- [Do this] Copy the listing below in full and skip every picture.

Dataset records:
━━━━━━━━━━━━━━━━━━━━━━━━━━━━━━

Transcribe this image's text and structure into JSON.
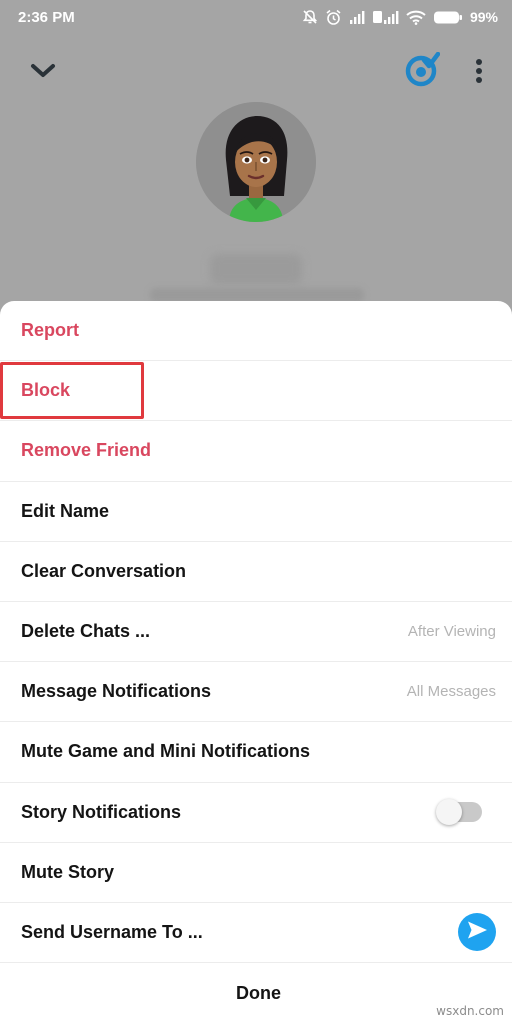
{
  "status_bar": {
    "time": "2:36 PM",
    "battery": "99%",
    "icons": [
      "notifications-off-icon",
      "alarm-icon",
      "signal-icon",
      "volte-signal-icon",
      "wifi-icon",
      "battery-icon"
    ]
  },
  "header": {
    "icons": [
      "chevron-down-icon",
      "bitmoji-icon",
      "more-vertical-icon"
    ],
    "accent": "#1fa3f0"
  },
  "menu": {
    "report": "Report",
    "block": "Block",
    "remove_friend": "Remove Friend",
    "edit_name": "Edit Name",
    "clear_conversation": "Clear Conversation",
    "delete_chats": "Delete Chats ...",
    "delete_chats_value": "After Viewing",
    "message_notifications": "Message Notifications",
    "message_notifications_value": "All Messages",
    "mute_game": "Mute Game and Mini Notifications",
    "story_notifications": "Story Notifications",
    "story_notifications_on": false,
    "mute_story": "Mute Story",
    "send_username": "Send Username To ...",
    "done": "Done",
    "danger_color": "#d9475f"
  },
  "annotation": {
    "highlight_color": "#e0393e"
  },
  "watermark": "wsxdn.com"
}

━━━━━━━━━━━━━━━━━━━━━━━━━━━━━━

- [Finished exercise]
Transcribe this image's text and structure into JSON.
{
  "status_bar": {
    "time": "2:36 PM",
    "battery": "99%",
    "icons": [
      "notifications-off-icon",
      "alarm-icon",
      "signal-icon",
      "volte-signal-icon",
      "wifi-icon",
      "battery-icon"
    ]
  },
  "header": {
    "icons": [
      "chevron-down-icon",
      "bitmoji-icon",
      "more-vertical-icon"
    ],
    "accent": "#1fa3f0"
  },
  "menu": {
    "report": "Report",
    "block": "Block",
    "remove_friend": "Remove Friend",
    "edit_name": "Edit Name",
    "clear_conversation": "Clear Conversation",
    "delete_chats": "Delete Chats ...",
    "delete_chats_value": "After Viewing",
    "message_notifications": "Message Notifications",
    "message_notifications_value": "All Messages",
    "mute_game": "Mute Game and Mini Notifications",
    "story_notifications": "Story Notifications",
    "story_notifications_on": false,
    "mute_story": "Mute Story",
    "send_username": "Send Username To ...",
    "done": "Done",
    "danger_color": "#d9475f"
  },
  "annotation": {
    "highlight_color": "#e0393e"
  },
  "watermark": "wsxdn.com"
}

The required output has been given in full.